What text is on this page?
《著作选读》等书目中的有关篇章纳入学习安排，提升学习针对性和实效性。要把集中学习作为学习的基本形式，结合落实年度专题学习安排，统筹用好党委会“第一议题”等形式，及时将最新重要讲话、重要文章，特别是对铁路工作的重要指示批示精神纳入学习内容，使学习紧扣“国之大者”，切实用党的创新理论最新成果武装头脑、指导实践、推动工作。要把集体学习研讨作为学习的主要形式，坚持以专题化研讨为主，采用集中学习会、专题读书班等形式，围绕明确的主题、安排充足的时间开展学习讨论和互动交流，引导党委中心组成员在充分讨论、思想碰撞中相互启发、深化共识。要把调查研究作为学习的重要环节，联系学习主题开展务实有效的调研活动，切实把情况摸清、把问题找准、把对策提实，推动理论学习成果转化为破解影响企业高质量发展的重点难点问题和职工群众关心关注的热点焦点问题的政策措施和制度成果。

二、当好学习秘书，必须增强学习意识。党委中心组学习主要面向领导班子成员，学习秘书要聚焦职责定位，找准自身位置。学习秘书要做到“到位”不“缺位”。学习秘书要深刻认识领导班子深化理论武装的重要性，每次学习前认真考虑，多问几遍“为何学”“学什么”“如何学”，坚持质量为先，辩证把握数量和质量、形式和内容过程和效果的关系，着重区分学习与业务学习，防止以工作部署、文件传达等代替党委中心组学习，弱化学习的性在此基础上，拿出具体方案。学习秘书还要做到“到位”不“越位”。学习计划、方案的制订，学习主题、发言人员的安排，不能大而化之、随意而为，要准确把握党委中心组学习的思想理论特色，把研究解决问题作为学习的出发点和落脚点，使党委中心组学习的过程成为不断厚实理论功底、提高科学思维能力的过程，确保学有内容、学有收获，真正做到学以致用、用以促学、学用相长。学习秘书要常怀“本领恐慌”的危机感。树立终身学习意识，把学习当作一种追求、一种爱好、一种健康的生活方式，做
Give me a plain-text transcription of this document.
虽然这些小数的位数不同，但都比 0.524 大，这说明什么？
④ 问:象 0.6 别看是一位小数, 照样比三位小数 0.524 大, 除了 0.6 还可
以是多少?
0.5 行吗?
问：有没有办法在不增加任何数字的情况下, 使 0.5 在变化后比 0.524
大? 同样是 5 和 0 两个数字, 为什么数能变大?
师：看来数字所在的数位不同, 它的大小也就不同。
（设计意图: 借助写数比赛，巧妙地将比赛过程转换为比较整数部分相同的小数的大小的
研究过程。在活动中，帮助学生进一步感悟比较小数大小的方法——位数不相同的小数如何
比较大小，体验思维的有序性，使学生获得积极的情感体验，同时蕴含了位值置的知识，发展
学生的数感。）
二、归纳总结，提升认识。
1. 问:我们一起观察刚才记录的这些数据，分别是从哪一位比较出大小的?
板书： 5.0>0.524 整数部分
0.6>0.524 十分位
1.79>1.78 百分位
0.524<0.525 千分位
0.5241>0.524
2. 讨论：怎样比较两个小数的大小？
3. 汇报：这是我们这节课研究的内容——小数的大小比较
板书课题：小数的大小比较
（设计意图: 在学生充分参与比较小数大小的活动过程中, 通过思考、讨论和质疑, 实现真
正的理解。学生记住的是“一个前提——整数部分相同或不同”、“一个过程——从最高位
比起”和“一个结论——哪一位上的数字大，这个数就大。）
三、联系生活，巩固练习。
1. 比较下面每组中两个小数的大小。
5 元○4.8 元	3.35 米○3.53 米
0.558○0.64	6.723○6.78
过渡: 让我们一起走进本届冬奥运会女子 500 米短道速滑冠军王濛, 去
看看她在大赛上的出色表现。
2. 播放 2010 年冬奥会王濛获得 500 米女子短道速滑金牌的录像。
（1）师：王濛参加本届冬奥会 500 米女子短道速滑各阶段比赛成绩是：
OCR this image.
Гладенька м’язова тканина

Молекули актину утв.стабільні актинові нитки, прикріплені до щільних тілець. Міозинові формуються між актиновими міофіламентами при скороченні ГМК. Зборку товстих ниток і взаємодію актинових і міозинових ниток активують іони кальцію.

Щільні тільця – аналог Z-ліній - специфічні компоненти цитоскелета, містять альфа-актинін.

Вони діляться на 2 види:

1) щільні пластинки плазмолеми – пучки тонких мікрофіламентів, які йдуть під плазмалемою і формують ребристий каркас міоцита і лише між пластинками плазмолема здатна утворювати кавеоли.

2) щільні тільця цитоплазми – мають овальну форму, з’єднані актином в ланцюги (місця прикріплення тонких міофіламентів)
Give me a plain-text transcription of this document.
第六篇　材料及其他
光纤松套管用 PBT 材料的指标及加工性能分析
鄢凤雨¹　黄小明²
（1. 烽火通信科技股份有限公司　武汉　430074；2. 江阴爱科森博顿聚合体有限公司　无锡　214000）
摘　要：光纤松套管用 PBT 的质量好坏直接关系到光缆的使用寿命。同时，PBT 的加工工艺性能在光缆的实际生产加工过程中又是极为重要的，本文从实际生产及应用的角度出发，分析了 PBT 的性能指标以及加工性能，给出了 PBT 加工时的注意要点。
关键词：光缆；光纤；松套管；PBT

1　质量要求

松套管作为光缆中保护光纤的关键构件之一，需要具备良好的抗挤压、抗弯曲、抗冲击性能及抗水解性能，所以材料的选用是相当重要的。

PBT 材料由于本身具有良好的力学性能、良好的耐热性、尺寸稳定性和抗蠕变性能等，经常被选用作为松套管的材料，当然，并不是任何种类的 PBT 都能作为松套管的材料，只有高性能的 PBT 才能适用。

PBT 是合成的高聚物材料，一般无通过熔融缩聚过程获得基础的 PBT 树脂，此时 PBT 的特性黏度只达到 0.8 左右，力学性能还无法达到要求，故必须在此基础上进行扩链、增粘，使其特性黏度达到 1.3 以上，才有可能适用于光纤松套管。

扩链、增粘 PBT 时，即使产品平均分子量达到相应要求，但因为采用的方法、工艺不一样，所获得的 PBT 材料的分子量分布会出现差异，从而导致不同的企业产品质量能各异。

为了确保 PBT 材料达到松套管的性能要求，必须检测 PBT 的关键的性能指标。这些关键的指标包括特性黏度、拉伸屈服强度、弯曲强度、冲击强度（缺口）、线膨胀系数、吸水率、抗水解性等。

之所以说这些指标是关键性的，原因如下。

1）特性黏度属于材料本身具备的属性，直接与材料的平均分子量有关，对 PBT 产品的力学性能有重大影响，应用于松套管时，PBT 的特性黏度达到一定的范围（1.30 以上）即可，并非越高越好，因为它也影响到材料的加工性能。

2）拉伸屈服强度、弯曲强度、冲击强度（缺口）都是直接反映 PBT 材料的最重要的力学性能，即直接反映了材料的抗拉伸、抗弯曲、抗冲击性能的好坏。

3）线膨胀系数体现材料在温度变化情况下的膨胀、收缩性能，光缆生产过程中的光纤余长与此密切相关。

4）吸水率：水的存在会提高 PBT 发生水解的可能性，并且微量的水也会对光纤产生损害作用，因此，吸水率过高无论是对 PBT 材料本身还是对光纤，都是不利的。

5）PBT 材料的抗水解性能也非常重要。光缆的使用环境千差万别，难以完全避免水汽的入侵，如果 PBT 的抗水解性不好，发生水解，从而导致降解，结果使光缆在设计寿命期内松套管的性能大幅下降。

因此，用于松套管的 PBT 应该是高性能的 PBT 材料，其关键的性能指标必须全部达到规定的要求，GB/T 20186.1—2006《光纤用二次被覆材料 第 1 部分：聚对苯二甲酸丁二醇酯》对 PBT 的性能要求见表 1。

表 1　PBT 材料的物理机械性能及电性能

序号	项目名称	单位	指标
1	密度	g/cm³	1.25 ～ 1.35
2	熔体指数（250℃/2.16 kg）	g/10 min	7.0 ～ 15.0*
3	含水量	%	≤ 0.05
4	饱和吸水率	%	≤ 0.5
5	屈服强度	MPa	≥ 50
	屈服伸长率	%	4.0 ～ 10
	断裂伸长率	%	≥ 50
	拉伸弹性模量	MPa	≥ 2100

[REQUIRED WORK]
Pick out every line above that contains the word "小数的大小比较" and copy it.

[TASK RESPONSE]
3. 汇报：这是我们这节课研究的内容——小数的大小比较
板书课题：小数的大小比较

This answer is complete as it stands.